(WHAT IS NEEDED): Each entry must appear again exactly as it does in the source.

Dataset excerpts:
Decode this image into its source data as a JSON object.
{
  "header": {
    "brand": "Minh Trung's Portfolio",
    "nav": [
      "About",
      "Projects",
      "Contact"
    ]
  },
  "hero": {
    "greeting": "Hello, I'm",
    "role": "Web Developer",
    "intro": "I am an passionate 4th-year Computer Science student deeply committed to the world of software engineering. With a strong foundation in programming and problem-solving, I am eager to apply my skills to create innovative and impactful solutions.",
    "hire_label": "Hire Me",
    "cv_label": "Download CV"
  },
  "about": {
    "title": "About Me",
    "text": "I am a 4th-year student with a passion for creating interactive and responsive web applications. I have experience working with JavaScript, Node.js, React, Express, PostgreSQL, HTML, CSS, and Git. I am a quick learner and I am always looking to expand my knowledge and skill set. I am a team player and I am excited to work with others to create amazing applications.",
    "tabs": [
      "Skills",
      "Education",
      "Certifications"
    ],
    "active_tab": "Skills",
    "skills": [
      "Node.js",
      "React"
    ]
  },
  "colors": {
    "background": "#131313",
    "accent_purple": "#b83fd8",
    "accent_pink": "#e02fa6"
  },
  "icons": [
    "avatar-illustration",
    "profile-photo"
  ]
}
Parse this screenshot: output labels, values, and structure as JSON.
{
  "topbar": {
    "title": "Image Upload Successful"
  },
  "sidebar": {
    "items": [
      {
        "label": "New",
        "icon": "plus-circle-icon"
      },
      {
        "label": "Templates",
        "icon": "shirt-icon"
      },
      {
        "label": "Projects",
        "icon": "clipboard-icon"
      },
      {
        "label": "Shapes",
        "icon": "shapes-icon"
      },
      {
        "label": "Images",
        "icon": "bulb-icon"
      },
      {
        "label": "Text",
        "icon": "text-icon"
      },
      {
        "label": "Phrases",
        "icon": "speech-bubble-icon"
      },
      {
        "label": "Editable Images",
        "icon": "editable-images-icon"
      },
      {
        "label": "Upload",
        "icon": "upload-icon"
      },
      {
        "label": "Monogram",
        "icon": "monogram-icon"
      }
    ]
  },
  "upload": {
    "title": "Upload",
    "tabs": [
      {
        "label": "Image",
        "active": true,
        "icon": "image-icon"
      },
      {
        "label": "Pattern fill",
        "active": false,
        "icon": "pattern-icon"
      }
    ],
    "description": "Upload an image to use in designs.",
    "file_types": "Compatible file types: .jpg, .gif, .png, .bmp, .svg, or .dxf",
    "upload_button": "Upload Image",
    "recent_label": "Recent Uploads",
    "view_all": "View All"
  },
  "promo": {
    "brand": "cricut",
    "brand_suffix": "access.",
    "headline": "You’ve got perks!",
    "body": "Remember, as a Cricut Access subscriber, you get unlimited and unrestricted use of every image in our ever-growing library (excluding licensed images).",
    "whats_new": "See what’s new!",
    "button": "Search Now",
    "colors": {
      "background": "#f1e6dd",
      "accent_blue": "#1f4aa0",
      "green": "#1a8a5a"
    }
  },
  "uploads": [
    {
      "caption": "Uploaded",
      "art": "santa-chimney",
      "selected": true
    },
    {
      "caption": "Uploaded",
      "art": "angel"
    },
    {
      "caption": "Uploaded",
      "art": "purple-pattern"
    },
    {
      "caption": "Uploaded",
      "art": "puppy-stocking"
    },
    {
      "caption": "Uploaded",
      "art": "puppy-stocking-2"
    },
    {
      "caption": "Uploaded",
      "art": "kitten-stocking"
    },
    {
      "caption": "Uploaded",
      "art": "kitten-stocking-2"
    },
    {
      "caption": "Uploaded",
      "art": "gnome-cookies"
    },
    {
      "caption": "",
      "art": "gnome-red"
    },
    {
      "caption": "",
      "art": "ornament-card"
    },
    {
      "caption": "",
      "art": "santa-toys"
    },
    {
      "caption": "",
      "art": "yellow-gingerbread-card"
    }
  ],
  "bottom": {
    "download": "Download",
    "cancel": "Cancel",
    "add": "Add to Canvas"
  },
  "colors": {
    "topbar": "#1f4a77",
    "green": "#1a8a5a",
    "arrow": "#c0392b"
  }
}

(CORRECT OUTPUT):
Decode this image into its source data as a JSON object.
{
  "header": {
    "brand": "Minh Trung's Portfolio",
    "nav": [
      "About",
      "Projects",
      "Contact"
    ]
  },
  "hero": {
    "greeting": "Hello, I'm",
    "role": "Web Developer",
    "intro": "I am an passionate 4th-year Computer Science student deeply committed to the world of software engineering. With a strong foundation in programming and problem-solving, I am eager to apply my skills to create innovative and impactful solutions.",
    "hire_label": "Hire Me",
    "cv_label": "Download CV"
  },
  "about": {
    "title": "About Me",
    "text": "I am a 4th-year student with a passion for creating interactive and responsive web applications. I have experience working with JavaScript, Node.js, React, Express, PostgreSQL, HTML, CSS, and Git. I am a quick learner and I am always looking to expand my knowledge and skill set. I am a team player and I am excited to work with others to create amazing applications.",
    "tabs": [
      "Skills",
      "Education",
      "Certifications"
    ],
    "active_tab": "Skills",
    "skills": [
      "Node.js",
      "React"
    ]
  },
  "colors": {
    "background": "#131313",
    "accent_purple": "#b83fd8",
    "accent_pink": "#e02fa6"
  },
  "icons": [
    "avatar-illustration",
    "profile-photo"
  ]
}
Parse this screenshot: output labels, values, and structure as JSON.
{
  "topbar": {
    "title": "Image Upload Successful"
  },
  "sidebar": {
    "items": [
      {
        "label": "New",
        "icon": "plus-circle-icon"
      },
      {
        "label": "Templates",
        "icon": "shirt-icon"
      },
      {
        "label": "Projects",
        "icon": "clipboard-icon"
      },
      {
        "label": "Shapes",
        "icon": "shapes-icon"
      },
      {
        "label": "Images",
        "icon": "bulb-icon"
      },
      {
        "label": "Text",
        "icon": "text-icon"
      },
      {
        "label": "Phrases",
        "icon": "speech-bubble-icon"
      },
      {
        "label": "Editable Images",
        "icon": "editable-images-icon"
      },
      {
        "label": "Upload",
        "icon": "upload-icon"
      },
      {
        "label": "Monogram",
        "icon": "monogram-icon"
      }
    ]
  },
  "upload": {
    "title": "Upload",
    "tabs": [
      {
        "label": "Image",
        "active": true,
        "icon": "image-icon"
      },
      {
        "label": "Pattern fill",
        "active": false,
        "icon": "pattern-icon"
      }
    ],
    "description": "Upload an image to use in designs.",
    "file_types": "Compatible file types: .jpg, .gif, .png, .bmp, .svg, or .dxf",
    "upload_button": "Upload Image",
    "recent_label": "Recent Uploads",
    "view_all": "View All"
  },
  "promo": {
    "brand": "cricut",
    "brand_suffix": "access.",
    "headline": "You’ve got perks!",
    "body": "Remember, as a Cricut Access subscriber, you get unlimited and unrestricted use of every image in our ever-growing library (excluding licensed images).",
    "whats_new": "See what’s new!",
    "button": "Search Now",
    "colors": {
      "background": "#f1e6dd",
      "accent_blue": "#1f4aa0",
      "green": "#1a8a5a"
    }
  },
  "uploads": [
    {
      "caption": "Uploaded",
      "art": "santa-chimney",
      "selected": true
    },
    {
      "caption": "Uploaded",
      "art": "angel"
    },
    {
      "caption": "Uploaded",
      "art": "purple-pattern"
    },
    {
      "caption": "Uploaded",
      "art": "puppy-stocking"
    },
    {
      "caption": "Uploaded",
      "art": "puppy-stocking-2"
    },
    {
      "caption": "Uploaded",
      "art": "kitten-stocking"
    },
    {
      "caption": "Uploaded",
      "art": "kitten-stocking-2"
    },
    {
      "caption": "Uploaded",
      "art": "gnome-cookies"
    },
    {
      "caption": "",
      "art": "gnome-red"
    },
    {
      "caption": "",
      "art": "ornament-card"
    },
    {
      "caption": "",
      "art": "santa-toys"
    },
    {
      "caption": "",
      "art": "yellow-gingerbread-card"
    }
  ],
  "bottom": {
    "download": "Download",
    "cancel": "Cancel",
    "add": "Add to Canvas"
  },
  "colors": {
    "topbar": "#1f4a77",
    "green": "#1a8a5a",
    "arrow": "#c0392b"
  }
}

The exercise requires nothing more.